> Given problem:
Draw out every line with the word "enhance" from the listing below.

——————————

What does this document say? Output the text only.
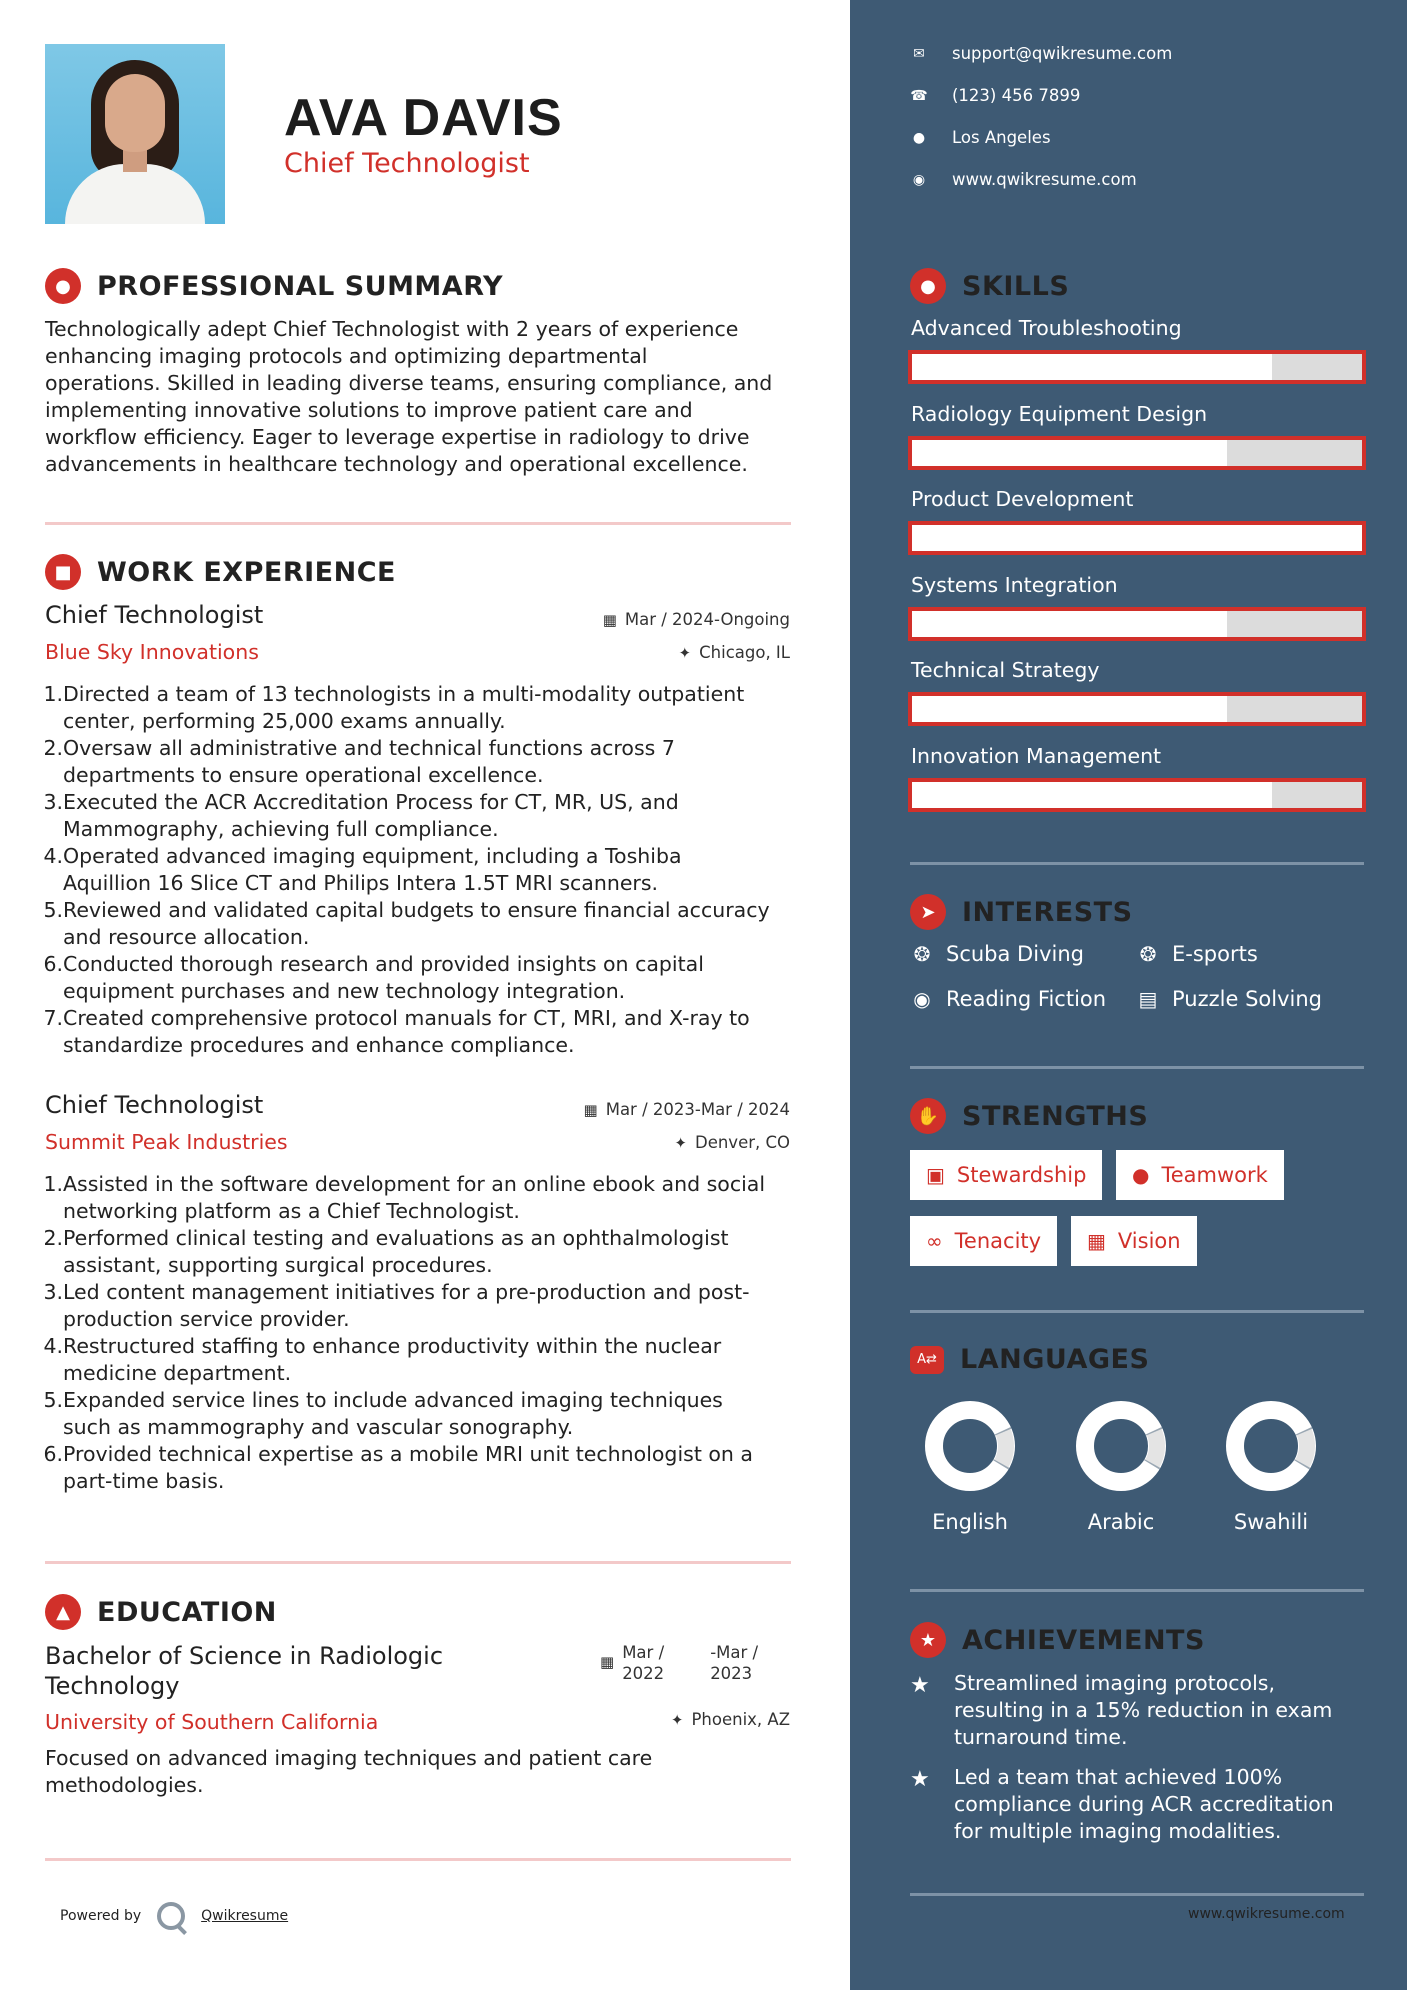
AVA DAVIS
Chief Technologist
● PROFESSIONAL SUMMARY
Technologically adept Chief Technologist with 2 years of experience
enhancing imaging protocols and optimizing departmental
operations. Skilled in leading diverse teams, ensuring compliance, and
implementing innovative solutions to improve patient care and
workflow efficiency. Eager to leverage expertise in radiology to drive
advancements in healthcare technology and operational excellence.
■ WORK EXPERIENCE
Chief Technologist
Blue Sky Innovations
▦ Mar / 2024-Ongoing
✦ Chicago, IL
1. Directed a team of 13 technologists in a multi-modality outpatient
center, performing 25,000 exams annually.
2. Oversaw all administrative and technical functions across 7
departments to ensure operational excellence.
3. Executed the ACR Accreditation Process for CT, MR, US, and
Mammography, achieving full compliance.
4. Operated advanced imaging equipment, including a Toshiba
Aquillion 16 Slice CT and Philips Intera 1.5T MRI scanners.
5. Reviewed and validated capital budgets to ensure financial accuracy
and resource allocation.
6. Conducted thorough research and provided insights on capital
equipment purchases and new technology integration.
7. Created comprehensive protocol manuals for CT, MRI, and X-ray to
standardize procedures and enhance compliance.
Chief Technologist
Summit Peak Industries
▦ Mar / 2023-Mar / 2024
✦ Denver, CO
1. Assisted in the software development for an online ebook and social
networking platform as a Chief Technologist.
2. Performed clinical testing and evaluations as an ophthalmologist
assistant, supporting surgical procedures.
3. Led content management initiatives for a pre-production and post-
production service provider.
4. Restructured staffing to enhance productivity within the nuclear
medicine department.
5. Expanded service lines to include advanced imaging techniques
such as mammography and vascular sonography.
6. Provided technical expertise as a mobile MRI unit technologist on a
part-time basis.
▲	EDUCATION
Bachelor of Science in Radiologic
Technology
▦ Mar /
2022
-Mar /
2023
University of Southern California	✦ Phoenix, AZ
Focused on advanced imaging techniques and patient care
methodologies.
Powered by	Qwikresume
✉ support@qwikresume.com
☎ (123) 456 7899
● Los Angeles
◉ www.qwikresume.com
● SKILLS
Advanced Troubleshooting
Radiology Equipment Design
Product Development
Systems Integration
Technical Strategy
Innovation Management
➤ INTERESTS
❂ Scuba Diving	❂ E-sports
◉ Reading Fiction ▤ Puzzle Solving
✋ STRENGTHS
▣ Stewardship ● Teamwork
∞ Tenacity ▦ Vision
A⇄ LANGUAGES
English	Arabic	Swahili
★ ACHIEVEMENTS
★	Streamlined imaging protocols,
resulting in a 15% reduction in exam
turnaround time.
★	Led a team that achieved 100%
compliance during ACR accreditation
for multiple imaging modalities.
www.qwikresume.com
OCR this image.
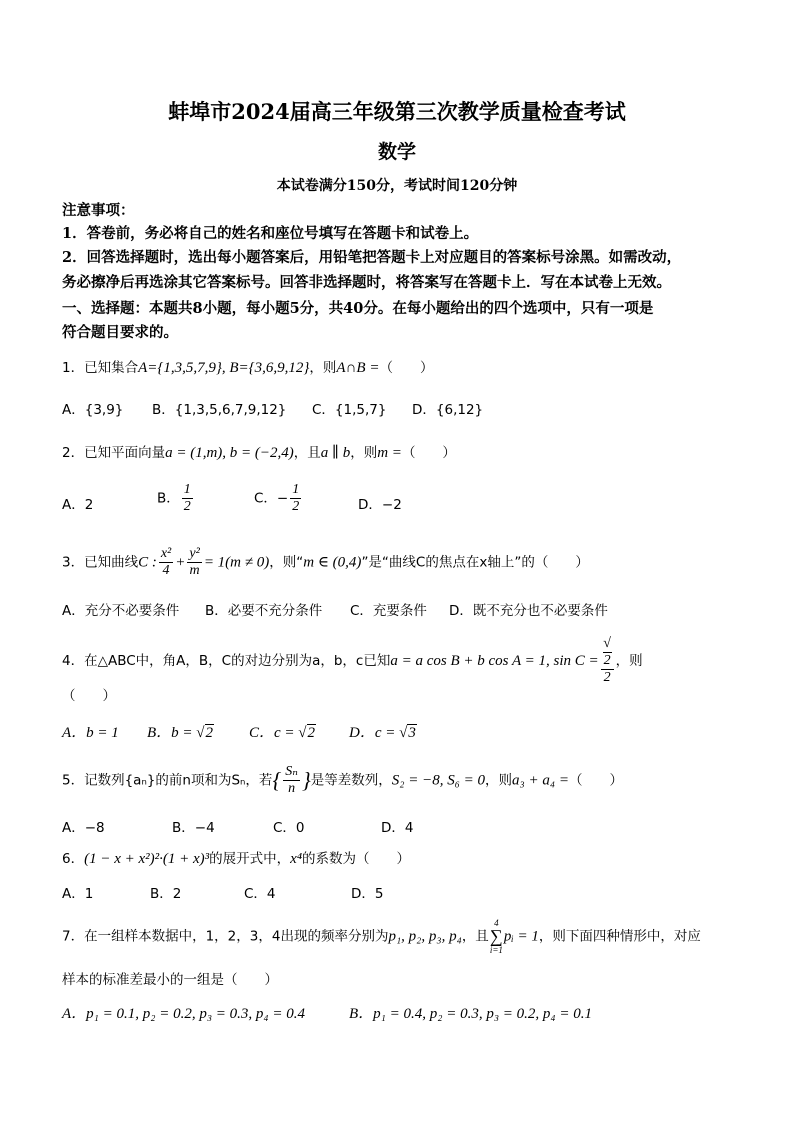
蚌埠市2024届高三年级第三次教学质量检查考试
数学
本试卷满分150分，考试时间120分钟
注意事项：
1．答卷前，务必将自己的姓名和座位号填写在答题卡和试卷上。
2．回答选择题时，选出每小题答案后，用铅笔把答题卡上对应题目的答案标号涂黑。如需改动，
务必擦净后再选涂其它答案标号。回答非选择题时，将答案写在答题卡上．写在本试卷上无效。
一、选择题：本题共8小题，每小题5分，共40分。在每小题给出的四个选项中，只有一项是
符合题目要求的。
1．已知集合A={1,3,5,7,9}, B={3,6,9,12}，则A∩B =（　　）
A．{3,9} B．{1,3,5,6,7,9,12} C．{1,5,7} D．{6,12}
2．已知平面向量a = (1,m), b = (−2,4)，且a ∥ b，则m =（　　）
A．2	B． $\frac{1}{2}$	C．− $\frac{1}{2}$	D．−2
3．已知曲线C : $\frac{\text{x²}}{4} + \frac{\text{y²}}{m} = 1(m \ne 0)$，则“m ∈ (0,4)”是“曲线C的焦点在x轴上”的（　　）
A．充分不必要条件 B．必要不充分条件 C．充要条件 D．既不充分也不必要条件
4．在△ABC中，角A，B，C的对边分别为a，b，c已知a = a cos B + b cos A = 1, sin C = √
2
2 ，则
（　　）
A．b = 1 B．b = √2 C．c = √2 D．c = √3
5．记数列{aₙ}的前n项和为Sₙ，若{ $\frac{\text{Sₙ}}{n}$ }是等差数列，S₂ = −8, S₆ = 0，则a₃ + a₄ =（　　）
A．−8	B．−4	C．0	D．4
6．(1 − x + x²)²·(1 + x)³的展开式中，x⁴的系数为（　　）
A．1	B．2	C．4	D．5
7．在一组样本数据中，1，2，3，4出现的频率分别为p₁, p₂, p₃, p₄，且
4
∑
i=1
pᵢ = 1，则下面四种情形中，对应
样本的标准差最小的一组是（　　）
A．p₁ = 0.1, p₂ = 0.2, p₃ = 0.3, p₄ = 0.4	B．p₁ = 0.4, p₂ = 0.3, p₃ = 0.2, p₄ = 0.1
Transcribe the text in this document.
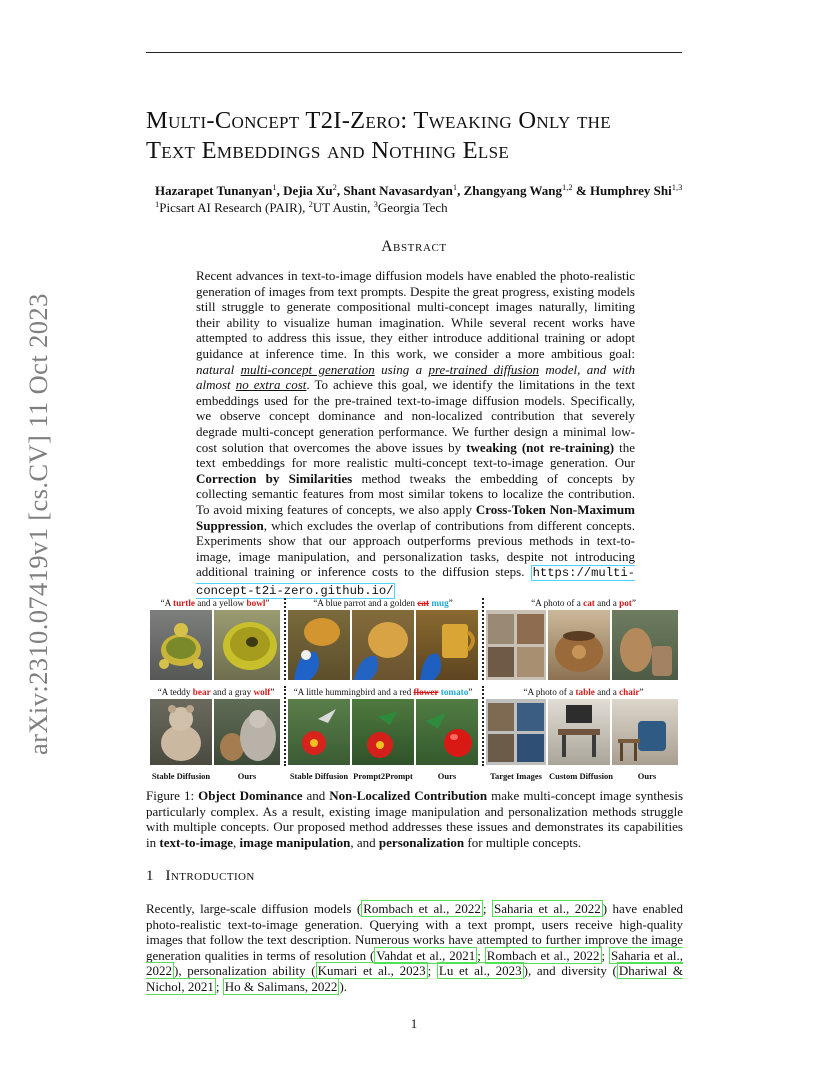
arXiv:2310.07419v1 [cs.CV] 11 Oct 2023
Multi-Concept T2I-Zero: Tweaking Only the
Text Embeddings and Nothing Else
Hazarapet Tunanyan$^1$, Dejia Xu$^2$, Shant Navasardyan$^1$, Zhangyang Wang$^{1,2}$ & Humphrey Shi$^{1,3}$
$^1$Picsart AI Research (PAIR), $^2$UT Austin, $^3$Georgia Tech
Abstract
Recent advances in text-to-image diffusion models have enabled the photo-realistic generation of images from text prompts. Despite the great progress, existing models still struggle to generate compositional multi-concept images naturally, limiting their ability to visualize human imagination. While several recent works have attempted to address this issue, they either introduce additional training or adopt guidance at inference time. In this work, we consider a more ambitious goal: natural multi-concept generation using a pre-trained diffusion model, and with almost no extra cost. To achieve this goal, we identify the limitations in the text embeddings used for the pre-trained text-to-image diffusion models. Specifically, we observe concept dominance and non-localized contribution that severely degrade multi-concept generation performance. We further design a minimal low-cost solution that overcomes the above issues by tweaking (not re-training) the text embeddings for more realistic multi-concept text-to-image generation. Our Correction by Similarities method tweaks the embedding of concepts by collecting semantic features from most similar tokens to localize the contribution. To avoid mixing features of concepts, we also apply Cross-Token Non-Maximum Suppression, which excludes the overlap of contributions from different concepts. Experiments show that our approach outperforms previous methods in text-to-image, image manipulation, and personalization tasks, despite not introducing additional training or inference costs to the diffusion steps. https://multi-concept-t2i-zero.github.io/
“A turtle and a yellow bowl”	“A blue parrot and a golden cat mug”	“A photo of a cat and a pot”
“A teddy bear and a gray wolf”	“A little hummingbird and a red flower tomato”	“A photo of a table and a chair”
Stable Diffusion	Ours	Stable Diffusion Prompt2Prompt	Ours	Target Images Custom Diffusion	Ours
Figure 1: Object Dominance and Non-Localized Contribution make multi-concept image synthesis particularly complex. As a result, existing image manipulation and personalization methods struggle with multiple concepts. Our proposed method addresses these issues and demonstrates its capabilities in text-to-image, image manipulation, and personalization for multiple concepts.
1 Introduction
Recently, large-scale diffusion models ( Rombach et al., 2022 ; Saharia et al., 2022 ) have enabled photo-realistic text-to-image generation. Querying with a text prompt, users receive high-quality images that follow the text description. Numerous works have attempted to further improve the image generation qualities in terms of resolution ( Vahdat et al., 2021 ; Rombach et al., 2022 ; Saharia et al., 2022 ), personalization ability ( Kumari et al., 2023 ; Lu et al., 2023 ), and diversity ( Dhariwal & Nichol, 2021 ; Ho & Salimans, 2022 ).
1
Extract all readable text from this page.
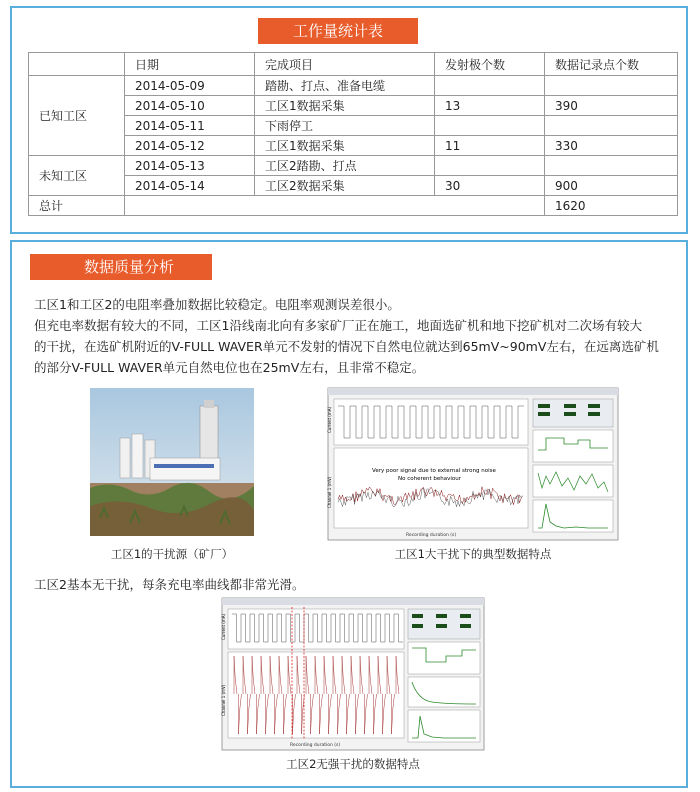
工作量统计表
	日期	完成项目	发射极个数	数据记录点个数
已知工区	2014-05-09	踏勘、打点、准备电缆		
	2014-05-10	工区1数据采集	13	390
	2014-05-11	下雨停工		
	2014-05-12	工区1数据采集	11	330
未知工区	2014-05-13	工区2踏勘、打点		
	2014-05-14	工区2数据采集	30	900
总计				1620
数据质量分析
工区1和工区2的电阻率叠加数据比较稳定。电阻率观测误差很小。
但充电率数据有较大的不同，工区1沿线南北向有多家矿厂正在施工，地面选矿机和地下挖矿机对二次场有较大
的干扰，在选矿机附近的V-FULL WAVER单元不发射的情况下自然电位就达到65mV~90mV左右，在远离选矿机
的部分V-FULL WAVER单元自然电位也在25mV左右，且非常不稳定。
工区1的干扰源（矿厂）
Very poor signal due to external strong noise
No coherent behaviour
Recording duration (s)
Current (mA)
Channel 1 (mV)
工区1大干扰下的典型数据特点
工区2基本无干扰，每条充电率曲线都非常光滑。
Recording duration (s)
Current (mA)
Channel 1 (mV)
工区2无强干扰的数据特点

——————————

> Correct result:
standardize procedures and enhance compliance.
4. Restructured staffing to enhance productivity within the nuclear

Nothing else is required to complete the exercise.